SET TASK: Return the material word for word. Do not include the pictures.

□ □ □ □ □ □ □

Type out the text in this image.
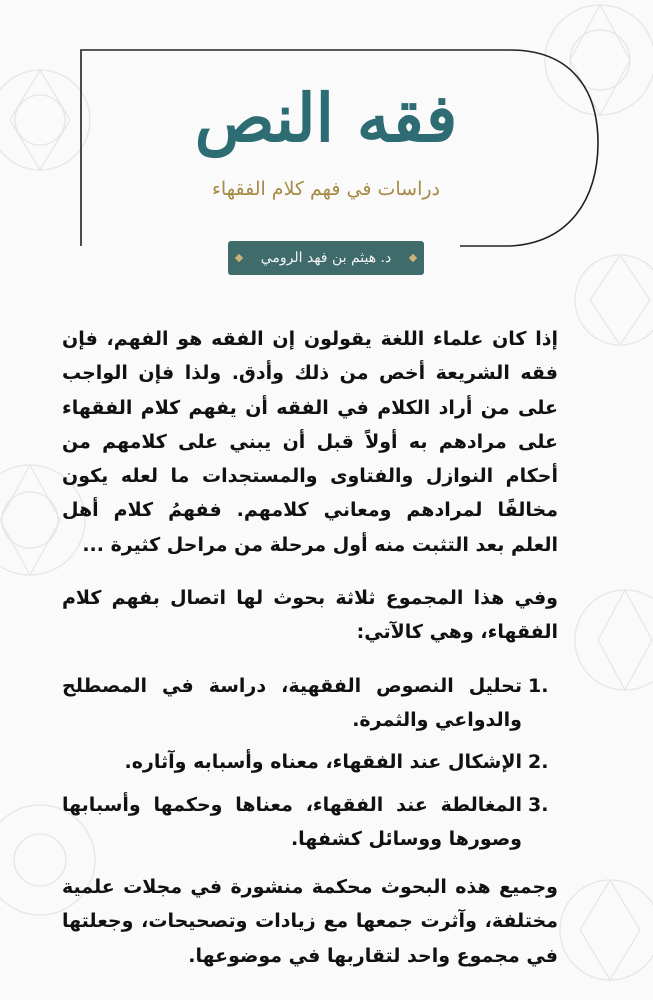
فقه النص
دراسات في فهم كلام الفقهاء
د. هيثم بن فهد الرومي

إذا كان علماء اللغة يقولون إن الفقه هو الفهم، فإن فقه الشريعة أخص من ذلك وأدق. ولذا فإن الواجب على من أراد الكلام في الفقه أن يفهم كلام الفقهاء على مرادهم به أولاً قبل أن يبني على كلامهم من أحكام النوازل والفتاوى والمستجدات ما لعله يكون مخالفًا لمرادهم ومعاني كلامهم. ففهمُ كلام أهل العلم بعد التثبت منه أول مرحلة من مراحل كثيرة ...

وفي هذا المجموع ثلاثة بحوث لها اتصال بفهم كلام الفقهاء، وهي كالآتي:

1.
تحليل النصوص الفقهية، دراسة في المصطلح والدواعي والثمرة.
2.
الإشكال عند الفقهاء، معناه وأسبابه وآثاره.
3.
المغالطة عند الفقهاء، معناها وحكمها وأسبابها وصورها ووسائل كشفها.

وجميع هذه البحوث محكمة منشورة في مجلات علمية مختلفة، وآثرت جمعها مع زيادات وتصحيحات، وجعلتها في مجموع واحد لتقاربها في موضوعها.
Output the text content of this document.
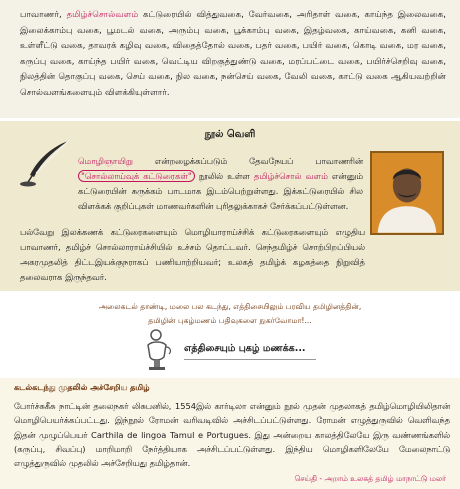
பாவாணர், தமிழ்ச்சொல்வளம் கட்டுரையில் வித்துவகை, வேர்வகை, அரிதாள் வகை, காய்ந்த இலைவகை, இலைக்காம்பு வகை, பூமடல் வகை, அரும்பு வகை, பூக்காம்பு வகை, இதழ்வகை, காய்வகை, கனி வகை, உள்ளீட்டு வகை, தாவரக் கழிவு வகை, விதைத்தோல் வகை, பதர் வகை, பயிர் வகை, கொடி வகை, மர வகை, கருப்பு வகை, காய்ந்த பயிர் வகை, வெட்டிய விறகுத்துண்டு வகை, மரப்பட்டை வகை, பயிர்ச்செறிவு வகை, நிலத்தின் தொகுப்பு வகை, செய் வகை, நில வகை, நன்செய் வகை, வேலி வகை, காட்டு வகை ஆகியவற்றின் சொல்வளங்களையும் விளக்கியுள்ளார்.
நூல் வெளி
மொழிஞாயிறு என்றழைக்கப்படும் தேவநேயப் பாவாணரின் "சொல்லாய்வுக் கட்டுரைகள்" நூலில் உள்ள தமிழ்ச்சொல் வளம் என்னும் கட்டுரையின் சுருக்கம் பாடமாக இடம்பெற்றுள்ளது. இக்கட்டுரையில் சில விளக்கக் குறிப்புகள் மாணவர்களின் புரிதலுக்காகச் சேர்க்கப்பட்டுள்ளன.
பல்வேறு இலக்கணக் கட்டுரைகளையும் மொழியாராய்ச்சிக் கட்டுரைகளையும் எழுதிய பாவாணர், தமிழ்ச் சொல்லாராய்ச்சியில் உச்சம் தொட்டவர். செந்தமிழ்ச் சொற்பிறப்பியல் அகரமுதலித் திட்டஇயக்குநராகப் பணியாற்றியவர்; உலகத் தமிழ்க் கழகத்தை நிறுவித் தலைவராக இருந்தவர்.
அலைகடல் தாண்டி, மலை பல கடந்து, எத்திசையிலும் பரவிய தமிழினத்தின்,
தமிழின் புகழ்மணம் பதிவுகளை நுகர்வோமா!...
எத்திசையும் புகழ் மணக்க...
கடல்கடந்து முதலில் அச்சேறிய தமிழ்
போர்ச்சுகீசு நாட்டின் தலைநகர் லிசுபனில், 1554இல் கார்டிலா என்னும் நூல் முதன் முதலாகத் தமிழ்மொழியிலிதான் மொழிபெயர்க்கப்பட்டது. இந்நூல் ரோமன் வரிவடிவில் அச்சிடப்பட்டுள்ளது. ரோமன் எழுத்துருவில் வெளிவந்த இதன் முழுப்பெயர் Carthila de lingoa Tamul e Portugues. இது அன்றைய காலத்திலேயே இரு வண்ணங்களில் (கருப்பு, சிவப்பு) மாறிமாறி நேர்த்தியாக அச்சிடப்பட்டுள்ளது. இந்திய மொழிகளிலேயே மேலைநாட்டு எழுத்துருவில் முதலில் அச்சேறியது தமிழ்தான்.
செய்தி - அறாம் உலகத் தமிழ் மாநாட்டு மலர்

□ □ □ □ □ □ □

EXERCISE RESPONSE:
Type out the text in this image.
فقه النص
دراسات في فهم كلام الفقهاء
د. هيثم بن فهد الرومي

إذا كان علماء اللغة يقولون إن الفقه هو الفهم، فإن فقه الشريعة أخص من ذلك وأدق. ولذا فإن الواجب على من أراد الكلام في الفقه أن يفهم كلام الفقهاء على مرادهم به أولاً قبل أن يبني على كلامهم من أحكام النوازل والفتاوى والمستجدات ما لعله يكون مخالفًا لمرادهم ومعاني كلامهم. ففهمُ كلام أهل العلم بعد التثبت منه أول مرحلة من مراحل كثيرة ...

وفي هذا المجموع ثلاثة بحوث لها اتصال بفهم كلام الفقهاء، وهي كالآتي:

1.
تحليل النصوص الفقهية، دراسة في المصطلح والدواعي والثمرة.
2.
الإشكال عند الفقهاء، معناه وأسبابه وآثاره.
3.
المغالطة عند الفقهاء، معناها وحكمها وأسبابها وصورها ووسائل كشفها.

وجميع هذه البحوث محكمة منشورة في مجلات علمية مختلفة، وآثرت جمعها مع زيادات وتصحيحات، وجعلتها في مجموع واحد لتقاربها في موضوعها.
Output the text content of this document.
பாவாணர், தமிழ்ச்சொல்வளம் கட்டுரையில் வித்துவகை, வேர்வகை, அரிதாள் வகை, காய்ந்த இலைவகை, இலைக்காம்பு வகை, பூமடல் வகை, அரும்பு வகை, பூக்காம்பு வகை, இதழ்வகை, காய்வகை, கனி வகை, உள்ளீட்டு வகை, தாவரக் கழிவு வகை, விதைத்தோல் வகை, பதர் வகை, பயிர் வகை, கொடி வகை, மர வகை, கருப்பு வகை, காய்ந்த பயிர் வகை, வெட்டிய விறகுத்துண்டு வகை, மரப்பட்டை வகை, பயிர்ச்செறிவு வகை, நிலத்தின் தொகுப்பு வகை, செய் வகை, நில வகை, நன்செய் வகை, வேலி வகை, காட்டு வகை ஆகியவற்றின் சொல்வளங்களையும் விளக்கியுள்ளார்.
நூல் வெளி
மொழிஞாயிறு என்றழைக்கப்படும் தேவநேயப் பாவாணரின் "சொல்லாய்வுக் கட்டுரைகள்" நூலில் உள்ள தமிழ்ச்சொல் வளம் என்னும் கட்டுரையின் சுருக்கம் பாடமாக இடம்பெற்றுள்ளது. இக்கட்டுரையில் சில விளக்கக் குறிப்புகள் மாணவர்களின் புரிதலுக்காகச் சேர்க்கப்பட்டுள்ளன.
பல்வேறு இலக்கணக் கட்டுரைகளையும் மொழியாராய்ச்சிக் கட்டுரைகளையும் எழுதிய பாவாணர், தமிழ்ச் சொல்லாராய்ச்சியில் உச்சம் தொட்டவர். செந்தமிழ்ச் சொற்பிறப்பியல் அகரமுதலித் திட்டஇயக்குநராகப் பணியாற்றியவர்; உலகத் தமிழ்க் கழகத்தை நிறுவித் தலைவராக இருந்தவர்.
அலைகடல் தாண்டி, மலை பல கடந்து, எத்திசையிலும் பரவிய தமிழினத்தின்,
தமிழின் புகழ்மணம் பதிவுகளை நுகர்வோமா!...
எத்திசையும் புகழ் மணக்க...
கடல்கடந்து முதலில் அச்சேறிய தமிழ்
போர்ச்சுகீசு நாட்டின் தலைநகர் லிசுபனில், 1554இல் கார்டிலா என்னும் நூல் முதன் முதலாகத் தமிழ்மொழியிலிதான் மொழிபெயர்க்கப்பட்டது. இந்நூல் ரோமன் வரிவடிவில் அச்சிடப்பட்டுள்ளது. ரோமன் எழுத்துருவில் வெளிவந்த இதன் முழுப்பெயர் Carthila de lingoa Tamul e Portugues. இது அன்றைய காலத்திலேயே இரு வண்ணங்களில் (கருப்பு, சிவப்பு) மாறிமாறி நேர்த்தியாக அச்சிடப்பட்டுள்ளது. இந்திய மொழிகளிலேயே மேலைநாட்டு எழுத்துருவில் முதலில் அச்சேறியது தமிழ்தான்.
செய்தி - அறாம் உலகத் தமிழ் மாநாட்டு மலர்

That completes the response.